> TASK BRIEF
Give the records back in full, exactly as they read.

> EXERCISE INPUT
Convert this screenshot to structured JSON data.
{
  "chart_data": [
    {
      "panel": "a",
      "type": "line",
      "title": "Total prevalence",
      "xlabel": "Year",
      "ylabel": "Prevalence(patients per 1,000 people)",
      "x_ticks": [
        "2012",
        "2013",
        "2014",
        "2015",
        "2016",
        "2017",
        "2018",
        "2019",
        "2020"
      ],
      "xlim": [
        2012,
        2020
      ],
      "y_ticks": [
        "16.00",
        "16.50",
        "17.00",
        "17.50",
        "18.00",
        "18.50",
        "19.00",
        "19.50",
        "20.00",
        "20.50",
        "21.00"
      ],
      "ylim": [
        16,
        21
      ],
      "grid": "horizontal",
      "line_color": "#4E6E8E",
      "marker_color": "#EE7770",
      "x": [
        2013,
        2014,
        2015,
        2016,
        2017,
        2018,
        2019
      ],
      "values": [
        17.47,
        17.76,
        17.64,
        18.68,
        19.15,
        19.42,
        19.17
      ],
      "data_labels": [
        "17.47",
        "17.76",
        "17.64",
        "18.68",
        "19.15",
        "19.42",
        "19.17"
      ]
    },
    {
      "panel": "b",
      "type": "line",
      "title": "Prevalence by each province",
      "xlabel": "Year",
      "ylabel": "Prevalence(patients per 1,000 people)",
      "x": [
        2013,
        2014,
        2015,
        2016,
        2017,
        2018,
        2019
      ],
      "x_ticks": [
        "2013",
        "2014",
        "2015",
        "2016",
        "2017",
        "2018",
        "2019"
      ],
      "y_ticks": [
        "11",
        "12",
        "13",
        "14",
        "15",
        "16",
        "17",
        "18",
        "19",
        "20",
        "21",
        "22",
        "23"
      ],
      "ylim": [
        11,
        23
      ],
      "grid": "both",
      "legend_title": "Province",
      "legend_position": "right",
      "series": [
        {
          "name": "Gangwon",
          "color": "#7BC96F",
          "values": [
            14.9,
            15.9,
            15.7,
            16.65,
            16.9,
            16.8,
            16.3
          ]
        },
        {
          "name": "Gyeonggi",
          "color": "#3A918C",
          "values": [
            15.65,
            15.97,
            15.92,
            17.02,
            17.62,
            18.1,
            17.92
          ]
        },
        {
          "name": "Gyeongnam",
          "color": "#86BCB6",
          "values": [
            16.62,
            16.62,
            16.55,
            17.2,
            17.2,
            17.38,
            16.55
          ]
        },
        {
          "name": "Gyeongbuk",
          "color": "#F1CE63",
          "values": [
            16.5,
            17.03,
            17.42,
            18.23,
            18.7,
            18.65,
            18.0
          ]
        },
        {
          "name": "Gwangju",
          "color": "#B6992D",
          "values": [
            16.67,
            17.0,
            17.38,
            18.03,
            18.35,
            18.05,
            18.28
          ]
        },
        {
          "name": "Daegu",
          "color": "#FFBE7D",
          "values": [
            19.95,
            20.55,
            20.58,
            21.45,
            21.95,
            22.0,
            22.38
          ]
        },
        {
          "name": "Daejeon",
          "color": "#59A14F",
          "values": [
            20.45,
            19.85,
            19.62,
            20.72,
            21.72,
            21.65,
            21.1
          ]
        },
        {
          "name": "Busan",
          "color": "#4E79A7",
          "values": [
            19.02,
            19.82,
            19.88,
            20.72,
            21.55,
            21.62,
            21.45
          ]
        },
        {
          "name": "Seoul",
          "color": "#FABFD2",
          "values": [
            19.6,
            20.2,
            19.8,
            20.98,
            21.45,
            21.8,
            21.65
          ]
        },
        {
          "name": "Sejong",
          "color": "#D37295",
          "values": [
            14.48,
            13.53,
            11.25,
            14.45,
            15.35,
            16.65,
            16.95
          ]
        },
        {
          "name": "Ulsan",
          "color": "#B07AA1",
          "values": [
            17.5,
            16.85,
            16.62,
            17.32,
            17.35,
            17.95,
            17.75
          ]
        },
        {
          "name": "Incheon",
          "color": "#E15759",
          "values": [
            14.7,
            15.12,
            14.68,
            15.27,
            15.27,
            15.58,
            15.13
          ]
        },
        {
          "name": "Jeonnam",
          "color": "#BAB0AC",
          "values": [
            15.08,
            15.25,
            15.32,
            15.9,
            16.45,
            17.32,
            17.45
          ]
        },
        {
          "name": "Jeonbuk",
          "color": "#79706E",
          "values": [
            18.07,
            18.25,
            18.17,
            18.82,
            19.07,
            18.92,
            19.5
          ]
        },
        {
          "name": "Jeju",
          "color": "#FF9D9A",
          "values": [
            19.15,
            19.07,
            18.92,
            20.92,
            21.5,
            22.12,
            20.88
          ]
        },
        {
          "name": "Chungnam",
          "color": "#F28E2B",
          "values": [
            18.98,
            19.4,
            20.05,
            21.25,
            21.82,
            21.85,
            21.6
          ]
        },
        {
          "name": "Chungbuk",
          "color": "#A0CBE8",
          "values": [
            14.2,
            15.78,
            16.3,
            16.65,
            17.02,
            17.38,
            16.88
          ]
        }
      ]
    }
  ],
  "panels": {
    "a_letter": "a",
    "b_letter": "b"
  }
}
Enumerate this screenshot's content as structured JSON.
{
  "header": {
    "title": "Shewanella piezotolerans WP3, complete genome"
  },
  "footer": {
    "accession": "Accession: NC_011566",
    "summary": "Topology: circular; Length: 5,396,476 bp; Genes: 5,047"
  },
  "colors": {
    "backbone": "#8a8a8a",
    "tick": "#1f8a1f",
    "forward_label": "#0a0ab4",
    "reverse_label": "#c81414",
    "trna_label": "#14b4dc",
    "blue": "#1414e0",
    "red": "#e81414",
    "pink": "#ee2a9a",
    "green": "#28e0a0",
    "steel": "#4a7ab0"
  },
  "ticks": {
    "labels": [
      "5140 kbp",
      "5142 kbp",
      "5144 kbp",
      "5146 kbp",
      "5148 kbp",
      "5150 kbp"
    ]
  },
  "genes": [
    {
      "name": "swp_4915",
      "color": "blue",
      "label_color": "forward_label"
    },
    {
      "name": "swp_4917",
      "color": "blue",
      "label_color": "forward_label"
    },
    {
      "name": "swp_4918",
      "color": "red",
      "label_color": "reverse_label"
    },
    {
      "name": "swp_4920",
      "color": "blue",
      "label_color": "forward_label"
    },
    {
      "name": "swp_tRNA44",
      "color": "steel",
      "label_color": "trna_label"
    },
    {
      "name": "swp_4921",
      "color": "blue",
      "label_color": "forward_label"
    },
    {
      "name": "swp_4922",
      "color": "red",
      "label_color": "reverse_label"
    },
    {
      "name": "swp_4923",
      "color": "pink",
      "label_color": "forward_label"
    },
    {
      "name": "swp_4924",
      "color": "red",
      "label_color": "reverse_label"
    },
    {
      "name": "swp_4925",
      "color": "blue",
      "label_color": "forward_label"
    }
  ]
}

> EXERCISE RESULT
Convert this screenshot to structured JSON data.
{
  "chart_data": [
    {
      "panel": "a",
      "type": "line",
      "title": "Total prevalence",
      "xlabel": "Year",
      "ylabel": "Prevalence(patients per 1,000 people)",
      "x_ticks": [
        "2012",
        "2013",
        "2014",
        "2015",
        "2016",
        "2017",
        "2018",
        "2019",
        "2020"
      ],
      "xlim": [
        2012,
        2020
      ],
      "y_ticks": [
        "16.00",
        "16.50",
        "17.00",
        "17.50",
        "18.00",
        "18.50",
        "19.00",
        "19.50",
        "20.00",
        "20.50",
        "21.00"
      ],
      "ylim": [
        16,
        21
      ],
      "grid": "horizontal",
      "line_color": "#4E6E8E",
      "marker_color": "#EE7770",
      "x": [
        2013,
        2014,
        2015,
        2016,
        2017,
        2018,
        2019
      ],
      "values": [
        17.47,
        17.76,
        17.64,
        18.68,
        19.15,
        19.42,
        19.17
      ],
      "data_labels": [
        "17.47",
        "17.76",
        "17.64",
        "18.68",
        "19.15",
        "19.42",
        "19.17"
      ]
    },
    {
      "panel": "b",
      "type": "line",
      "title": "Prevalence by each province",
      "xlabel": "Year",
      "ylabel": "Prevalence(patients per 1,000 people)",
      "x": [
        2013,
        2014,
        2015,
        2016,
        2017,
        2018,
        2019
      ],
      "x_ticks": [
        "2013",
        "2014",
        "2015",
        "2016",
        "2017",
        "2018",
        "2019"
      ],
      "y_ticks": [
        "11",
        "12",
        "13",
        "14",
        "15",
        "16",
        "17",
        "18",
        "19",
        "20",
        "21",
        "22",
        "23"
      ],
      "ylim": [
        11,
        23
      ],
      "grid": "both",
      "legend_title": "Province",
      "legend_position": "right",
      "series": [
        {
          "name": "Gangwon",
          "color": "#7BC96F",
          "values": [
            14.9,
            15.9,
            15.7,
            16.65,
            16.9,
            16.8,
            16.3
          ]
        },
        {
          "name": "Gyeonggi",
          "color": "#3A918C",
          "values": [
            15.65,
            15.97,
            15.92,
            17.02,
            17.62,
            18.1,
            17.92
          ]
        },
        {
          "name": "Gyeongnam",
          "color": "#86BCB6",
          "values": [
            16.62,
            16.62,
            16.55,
            17.2,
            17.2,
            17.38,
            16.55
          ]
        },
        {
          "name": "Gyeongbuk",
          "color": "#F1CE63",
          "values": [
            16.5,
            17.03,
            17.42,
            18.23,
            18.7,
            18.65,
            18.0
          ]
        },
        {
          "name": "Gwangju",
          "color": "#B6992D",
          "values": [
            16.67,
            17.0,
            17.38,
            18.03,
            18.35,
            18.05,
            18.28
          ]
        },
        {
          "name": "Daegu",
          "color": "#FFBE7D",
          "values": [
            19.95,
            20.55,
            20.58,
            21.45,
            21.95,
            22.0,
            22.38
          ]
        },
        {
          "name": "Daejeon",
          "color": "#59A14F",
          "values": [
            20.45,
            19.85,
            19.62,
            20.72,
            21.72,
            21.65,
            21.1
          ]
        },
        {
          "name": "Busan",
          "color": "#4E79A7",
          "values": [
            19.02,
            19.82,
            19.88,
            20.72,
            21.55,
            21.62,
            21.45
          ]
        },
        {
          "name": "Seoul",
          "color": "#FABFD2",
          "values": [
            19.6,
            20.2,
            19.8,
            20.98,
            21.45,
            21.8,
            21.65
          ]
        },
        {
          "name": "Sejong",
          "color": "#D37295",
          "values": [
            14.48,
            13.53,
            11.25,
            14.45,
            15.35,
            16.65,
            16.95
          ]
        },
        {
          "name": "Ulsan",
          "color": "#B07AA1",
          "values": [
            17.5,
            16.85,
            16.62,
            17.32,
            17.35,
            17.95,
            17.75
          ]
        },
        {
          "name": "Incheon",
          "color": "#E15759",
          "values": [
            14.7,
            15.12,
            14.68,
            15.27,
            15.27,
            15.58,
            15.13
          ]
        },
        {
          "name": "Jeonnam",
          "color": "#BAB0AC",
          "values": [
            15.08,
            15.25,
            15.32,
            15.9,
            16.45,
            17.32,
            17.45
          ]
        },
        {
          "name": "Jeonbuk",
          "color": "#79706E",
          "values": [
            18.07,
            18.25,
            18.17,
            18.82,
            19.07,
            18.92,
            19.5
          ]
        },
        {
          "name": "Jeju",
          "color": "#FF9D9A",
          "values": [
            19.15,
            19.07,
            18.92,
            20.92,
            21.5,
            22.12,
            20.88
          ]
        },
        {
          "name": "Chungnam",
          "color": "#F28E2B",
          "values": [
            18.98,
            19.4,
            20.05,
            21.25,
            21.82,
            21.85,
            21.6
          ]
        },
        {
          "name": "Chungbuk",
          "color": "#A0CBE8",
          "values": [
            14.2,
            15.78,
            16.3,
            16.65,
            17.02,
            17.38,
            16.88
          ]
        }
      ]
    }
  ],
  "panels": {
    "a_letter": "a",
    "b_letter": "b"
  }
}
Enumerate this screenshot's content as structured JSON.
{
  "header": {
    "title": "Shewanella piezotolerans WP3, complete genome"
  },
  "footer": {
    "accession": "Accession: NC_011566",
    "summary": "Topology: circular; Length: 5,396,476 bp; Genes: 5,047"
  },
  "colors": {
    "backbone": "#8a8a8a",
    "tick": "#1f8a1f",
    "forward_label": "#0a0ab4",
    "reverse_label": "#c81414",
    "trna_label": "#14b4dc",
    "blue": "#1414e0",
    "red": "#e81414",
    "pink": "#ee2a9a",
    "green": "#28e0a0",
    "steel": "#4a7ab0"
  },
  "ticks": {
    "labels": [
      "5140 kbp",
      "5142 kbp",
      "5144 kbp",
      "5146 kbp",
      "5148 kbp",
      "5150 kbp"
    ]
  },
  "genes": [
    {
      "name": "swp_4915",
      "color": "blue",
      "label_color": "forward_label"
    },
    {
      "name": "swp_4917",
      "color": "blue",
      "label_color": "forward_label"
    },
    {
      "name": "swp_4918",
      "color": "red",
      "label_color": "reverse_label"
    },
    {
      "name": "swp_4920",
      "color": "blue",
      "label_color": "forward_label"
    },
    {
      "name": "swp_tRNA44",
      "color": "steel",
      "label_color": "trna_label"
    },
    {
      "name": "swp_4921",
      "color": "blue",
      "label_color": "forward_label"
    },
    {
      "name": "swp_4922",
      "color": "red",
      "label_color": "reverse_label"
    },
    {
      "name": "swp_4923",
      "color": "pink",
      "label_color": "forward_label"
    },
    {
      "name": "swp_4924",
      "color": "red",
      "label_color": "reverse_label"
    },
    {
      "name": "swp_4925",
      "color": "blue",
      "label_color": "forward_label"
    }
  ]
}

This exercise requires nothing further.